= DATA FOR THIS TASK =
__________

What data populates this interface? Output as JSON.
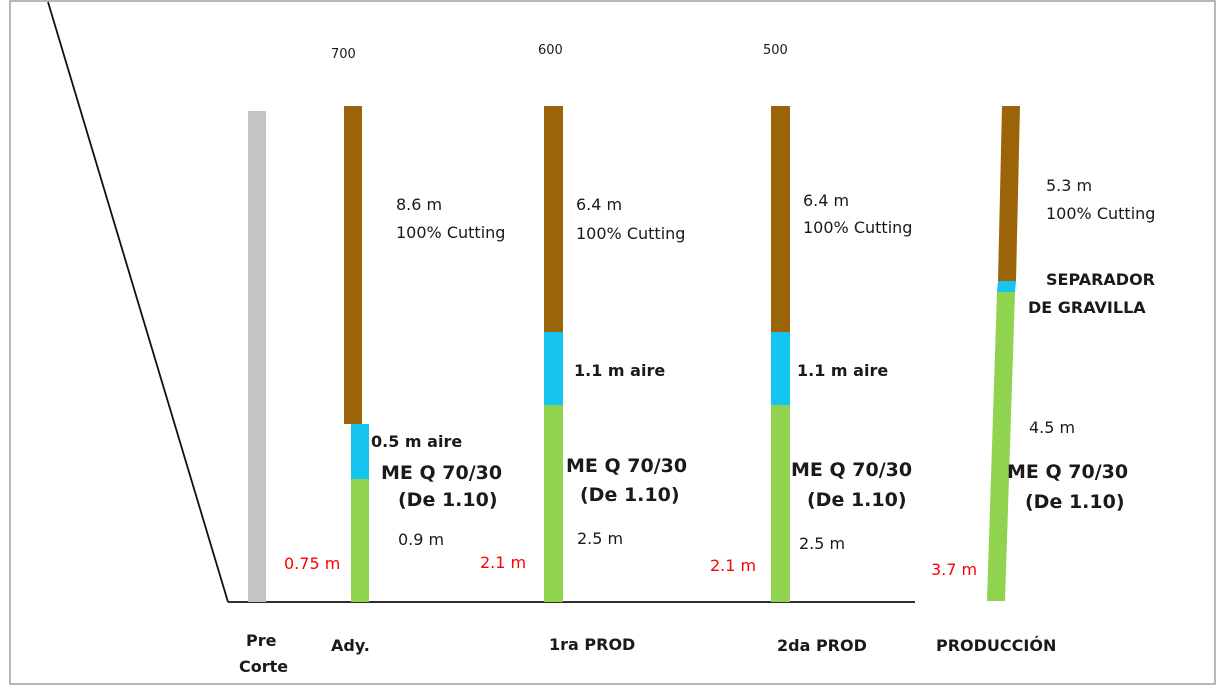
{
  "colors": {
    "frame": "#a0a0a0",
    "cutting": "#9c6409",
    "air": "#16c4f0",
    "explosive": "#8fd34e",
    "precut": "#c4c4c4",
    "line": "#111111",
    "depth_label": "#ff0000"
  },
  "columns": {
    "precorte": {
      "label_line1": "Pre",
      "label_line2": "Corte"
    },
    "ady": {
      "label": "Ady.",
      "depth_top": "700",
      "cutting_length": "8.6 m",
      "cutting_desc": "100% Cutting",
      "air_text": "0.5 m aire",
      "explosive_line1": "ME Q 70/30",
      "explosive_line2": "(De 1.10)",
      "explosive_length": "0.9 m",
      "bottom_depth": "0.75 m"
    },
    "prod1": {
      "label": "1ra PROD",
      "depth_top": "600",
      "cutting_length": "6.4 m",
      "cutting_desc": "100% Cutting",
      "air_text": "1.1 m aire",
      "explosive_line1": "ME Q 70/30",
      "explosive_line2": "(De 1.10)",
      "explosive_length": "2.5 m",
      "bottom_depth": "2.1 m"
    },
    "prod2": {
      "label": "2da PROD",
      "depth_top": "500",
      "cutting_length": "6.4 m",
      "cutting_desc": "100% Cutting",
      "air_text": "1.1 m aire",
      "explosive_line1": "ME Q 70/30",
      "explosive_line2": "(De 1.10)",
      "explosive_length": "2.5 m",
      "bottom_depth": "2.1 m"
    },
    "produccion": {
      "label": "PRODUCCIÓN",
      "cutting_length": "5.3 m",
      "cutting_desc": "100% Cutting",
      "separator_line1": "SEPARADOR",
      "separator_line2": "DE GRAVILLA",
      "explosive_length": "4.5 m",
      "explosive_line1": "ME Q 70/30",
      "explosive_line2": "(De 1.10)",
      "bottom_depth": "3.7 m"
    }
  }
}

__________

= INSTRUCTIONS FOR THE TASK =
Transcribe the whole listing, character for character, but not its images.

= SOLUTION =
What data populates this interface? Output as JSON.
{
  "colors": {
    "frame": "#a0a0a0",
    "cutting": "#9c6409",
    "air": "#16c4f0",
    "explosive": "#8fd34e",
    "precut": "#c4c4c4",
    "line": "#111111",
    "depth_label": "#ff0000"
  },
  "columns": {
    "precorte": {
      "label_line1": "Pre",
      "label_line2": "Corte"
    },
    "ady": {
      "label": "Ady.",
      "depth_top": "700",
      "cutting_length": "8.6 m",
      "cutting_desc": "100% Cutting",
      "air_text": "0.5 m aire",
      "explosive_line1": "ME Q 70/30",
      "explosive_line2": "(De 1.10)",
      "explosive_length": "0.9 m",
      "bottom_depth": "0.75 m"
    },
    "prod1": {
      "label": "1ra PROD",
      "depth_top": "600",
      "cutting_length": "6.4 m",
      "cutting_desc": "100% Cutting",
      "air_text": "1.1 m aire",
      "explosive_line1": "ME Q 70/30",
      "explosive_line2": "(De 1.10)",
      "explosive_length": "2.5 m",
      "bottom_depth": "2.1 m"
    },
    "prod2": {
      "label": "2da PROD",
      "depth_top": "500",
      "cutting_length": "6.4 m",
      "cutting_desc": "100% Cutting",
      "air_text": "1.1 m aire",
      "explosive_line1": "ME Q 70/30",
      "explosive_line2": "(De 1.10)",
      "explosive_length": "2.5 m",
      "bottom_depth": "2.1 m"
    },
    "produccion": {
      "label": "PRODUCCIÓN",
      "cutting_length": "5.3 m",
      "cutting_desc": "100% Cutting",
      "separator_line1": "SEPARADOR",
      "separator_line2": "DE GRAVILLA",
      "explosive_length": "4.5 m",
      "explosive_line1": "ME Q 70/30",
      "explosive_line2": "(De 1.10)",
      "bottom_depth": "3.7 m"
    }
  }
}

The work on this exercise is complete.